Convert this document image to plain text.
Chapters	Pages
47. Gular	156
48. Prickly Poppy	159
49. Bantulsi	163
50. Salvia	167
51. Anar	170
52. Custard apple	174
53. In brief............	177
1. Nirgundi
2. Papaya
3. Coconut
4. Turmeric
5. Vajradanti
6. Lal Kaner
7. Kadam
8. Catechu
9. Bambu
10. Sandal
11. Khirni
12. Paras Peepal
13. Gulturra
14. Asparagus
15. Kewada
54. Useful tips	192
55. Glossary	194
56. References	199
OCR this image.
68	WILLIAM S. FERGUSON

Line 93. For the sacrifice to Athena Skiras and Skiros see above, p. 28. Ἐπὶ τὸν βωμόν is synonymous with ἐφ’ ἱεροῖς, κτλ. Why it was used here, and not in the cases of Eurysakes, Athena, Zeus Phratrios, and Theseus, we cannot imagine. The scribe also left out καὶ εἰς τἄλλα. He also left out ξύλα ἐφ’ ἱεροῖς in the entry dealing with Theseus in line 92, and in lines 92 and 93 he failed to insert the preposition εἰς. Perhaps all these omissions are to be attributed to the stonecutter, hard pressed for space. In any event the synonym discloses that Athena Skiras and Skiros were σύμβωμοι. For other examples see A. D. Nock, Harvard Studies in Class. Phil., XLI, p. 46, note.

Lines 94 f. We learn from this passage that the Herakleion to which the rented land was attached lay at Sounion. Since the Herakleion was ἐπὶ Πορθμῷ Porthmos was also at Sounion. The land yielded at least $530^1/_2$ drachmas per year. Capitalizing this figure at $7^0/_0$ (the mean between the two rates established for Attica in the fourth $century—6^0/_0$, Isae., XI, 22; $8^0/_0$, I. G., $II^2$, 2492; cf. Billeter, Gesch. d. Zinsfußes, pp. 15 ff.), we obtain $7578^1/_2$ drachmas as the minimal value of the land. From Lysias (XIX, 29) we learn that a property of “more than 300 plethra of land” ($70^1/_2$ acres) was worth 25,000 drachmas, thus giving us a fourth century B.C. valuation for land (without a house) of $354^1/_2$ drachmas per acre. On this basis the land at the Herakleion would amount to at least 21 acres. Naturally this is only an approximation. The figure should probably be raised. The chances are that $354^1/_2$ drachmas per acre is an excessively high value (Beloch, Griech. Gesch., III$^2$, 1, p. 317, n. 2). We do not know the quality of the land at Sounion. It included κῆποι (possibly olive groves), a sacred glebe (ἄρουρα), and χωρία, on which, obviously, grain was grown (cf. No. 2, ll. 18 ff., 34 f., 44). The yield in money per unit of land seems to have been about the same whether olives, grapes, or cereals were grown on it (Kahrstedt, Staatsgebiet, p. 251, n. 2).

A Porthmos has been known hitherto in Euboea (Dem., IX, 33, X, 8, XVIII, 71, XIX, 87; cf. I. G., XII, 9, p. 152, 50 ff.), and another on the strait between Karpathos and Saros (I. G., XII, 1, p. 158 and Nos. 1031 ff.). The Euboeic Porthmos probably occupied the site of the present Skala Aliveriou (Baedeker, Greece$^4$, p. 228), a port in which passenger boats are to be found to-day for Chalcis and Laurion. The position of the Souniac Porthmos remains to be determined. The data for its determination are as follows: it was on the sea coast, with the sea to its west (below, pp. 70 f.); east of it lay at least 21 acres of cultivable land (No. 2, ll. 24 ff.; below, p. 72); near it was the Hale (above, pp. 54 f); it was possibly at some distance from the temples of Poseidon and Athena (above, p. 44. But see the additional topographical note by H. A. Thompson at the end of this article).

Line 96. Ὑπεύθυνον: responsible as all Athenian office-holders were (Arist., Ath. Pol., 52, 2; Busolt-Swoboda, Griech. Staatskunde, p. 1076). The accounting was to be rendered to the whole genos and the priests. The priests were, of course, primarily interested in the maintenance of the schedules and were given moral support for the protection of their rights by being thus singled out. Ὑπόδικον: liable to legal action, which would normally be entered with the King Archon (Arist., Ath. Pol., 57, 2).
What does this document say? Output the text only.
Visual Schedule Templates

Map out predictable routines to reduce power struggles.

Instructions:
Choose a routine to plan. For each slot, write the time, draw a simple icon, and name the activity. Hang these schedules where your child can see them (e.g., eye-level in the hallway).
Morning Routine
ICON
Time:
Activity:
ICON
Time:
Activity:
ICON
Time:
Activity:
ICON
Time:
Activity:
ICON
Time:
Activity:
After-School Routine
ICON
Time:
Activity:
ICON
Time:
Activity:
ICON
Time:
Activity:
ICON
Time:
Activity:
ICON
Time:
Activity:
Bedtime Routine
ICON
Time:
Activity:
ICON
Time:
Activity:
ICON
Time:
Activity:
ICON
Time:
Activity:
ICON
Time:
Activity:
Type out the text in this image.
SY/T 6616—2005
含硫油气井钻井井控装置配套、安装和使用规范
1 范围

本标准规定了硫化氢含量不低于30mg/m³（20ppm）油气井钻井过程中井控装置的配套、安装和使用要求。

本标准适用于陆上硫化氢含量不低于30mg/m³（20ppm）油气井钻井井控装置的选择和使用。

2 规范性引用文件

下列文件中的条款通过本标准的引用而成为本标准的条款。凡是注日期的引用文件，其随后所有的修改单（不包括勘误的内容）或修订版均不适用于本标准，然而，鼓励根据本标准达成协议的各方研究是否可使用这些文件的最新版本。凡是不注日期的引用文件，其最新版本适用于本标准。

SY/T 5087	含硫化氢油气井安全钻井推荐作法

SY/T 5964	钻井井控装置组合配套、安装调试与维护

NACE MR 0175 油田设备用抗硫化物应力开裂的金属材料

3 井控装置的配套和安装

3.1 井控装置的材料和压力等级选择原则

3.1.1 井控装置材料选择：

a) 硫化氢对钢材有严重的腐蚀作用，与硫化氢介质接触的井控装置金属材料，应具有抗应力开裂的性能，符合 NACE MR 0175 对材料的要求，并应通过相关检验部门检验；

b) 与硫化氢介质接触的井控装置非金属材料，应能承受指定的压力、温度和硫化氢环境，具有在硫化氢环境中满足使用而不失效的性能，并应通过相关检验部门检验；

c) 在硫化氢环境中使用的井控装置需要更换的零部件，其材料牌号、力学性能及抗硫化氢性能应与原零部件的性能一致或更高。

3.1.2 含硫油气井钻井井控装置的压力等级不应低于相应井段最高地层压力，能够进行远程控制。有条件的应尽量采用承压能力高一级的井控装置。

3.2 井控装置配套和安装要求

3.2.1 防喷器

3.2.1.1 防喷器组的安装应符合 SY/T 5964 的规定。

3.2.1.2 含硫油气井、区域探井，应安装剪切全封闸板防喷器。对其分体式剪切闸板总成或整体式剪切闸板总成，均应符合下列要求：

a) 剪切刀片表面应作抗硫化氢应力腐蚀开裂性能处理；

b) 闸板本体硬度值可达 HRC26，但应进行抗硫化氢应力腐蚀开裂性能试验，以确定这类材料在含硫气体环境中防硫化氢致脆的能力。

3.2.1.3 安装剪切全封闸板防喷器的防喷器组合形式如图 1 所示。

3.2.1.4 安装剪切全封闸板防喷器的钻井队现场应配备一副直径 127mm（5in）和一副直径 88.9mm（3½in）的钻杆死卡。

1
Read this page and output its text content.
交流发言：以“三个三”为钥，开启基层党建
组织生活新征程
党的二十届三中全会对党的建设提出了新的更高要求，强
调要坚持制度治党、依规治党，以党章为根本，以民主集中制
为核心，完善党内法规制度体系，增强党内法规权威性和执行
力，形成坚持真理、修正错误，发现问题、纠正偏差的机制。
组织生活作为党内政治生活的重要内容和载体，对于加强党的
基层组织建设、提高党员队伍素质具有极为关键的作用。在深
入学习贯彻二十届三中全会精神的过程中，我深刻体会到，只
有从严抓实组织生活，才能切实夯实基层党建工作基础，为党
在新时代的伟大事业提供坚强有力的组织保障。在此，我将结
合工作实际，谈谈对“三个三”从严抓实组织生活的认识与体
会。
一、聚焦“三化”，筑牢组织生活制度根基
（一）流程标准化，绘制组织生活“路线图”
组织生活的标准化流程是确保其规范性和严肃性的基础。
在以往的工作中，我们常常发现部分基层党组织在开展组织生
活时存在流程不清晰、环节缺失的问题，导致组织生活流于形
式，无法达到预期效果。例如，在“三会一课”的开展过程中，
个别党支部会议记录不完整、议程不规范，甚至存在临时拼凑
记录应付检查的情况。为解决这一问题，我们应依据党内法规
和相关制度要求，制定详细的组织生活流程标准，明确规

* [Short problem]:
Search the preceding listing for the word "NACE" and pull out every line that holds it.

* [Output]:
NACE MR 0175 油田设备用抗硫化物应力开裂的金属材料
a) 硫化氢对钢材有严重的腐蚀作用，与硫化氢介质接触的井控装置金属材料，应具有抗应力开裂的性能，符合 NACE MR 0175 对材料的要求，并应通过相关检验部门检验；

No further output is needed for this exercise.